→ **Task prompt**
Pictures stay out; everything else in the records below is copied exactly.

→ **Provided data**
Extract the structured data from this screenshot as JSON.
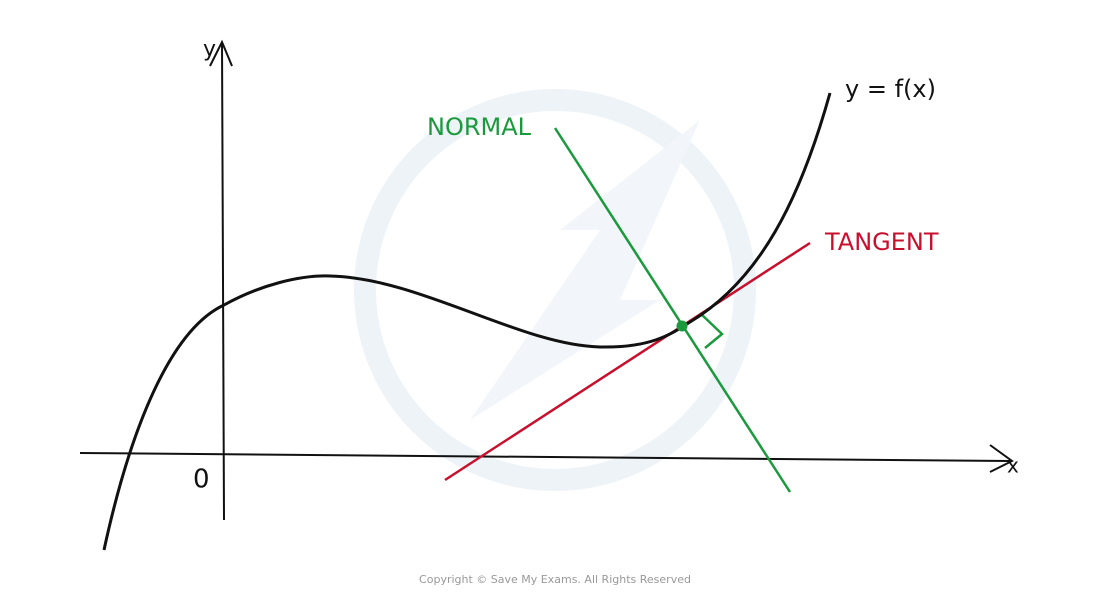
{
  "labels": {
    "y_axis": "y",
    "x_axis": "x",
    "origin": "0",
    "curve": "y = f(x)",
    "normal": "NORMAL",
    "tangent": "TANGENT"
  },
  "footer": "Copyright © Save My Exams. All Rights Reserved"
}
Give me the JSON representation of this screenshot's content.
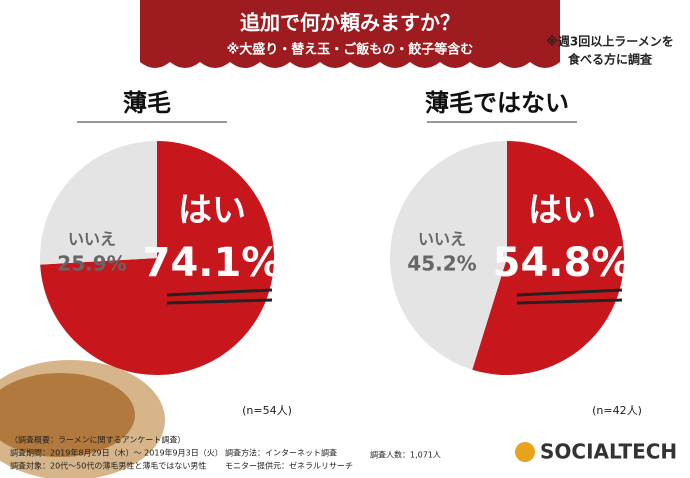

→ **Written solution**
Extract the structured data from this screenshot as JSON.
{
  "labels": {
    "y_axis": "y",
    "x_axis": "x",
    "origin": "0",
    "curve": "y = f(x)",
    "normal": "NORMAL",
    "tangent": "TANGENT"
  },
  "footer": "Copyright © Save My Exams. All Rights Reserved"
}
Give me the JSON representation of this screenshot's content.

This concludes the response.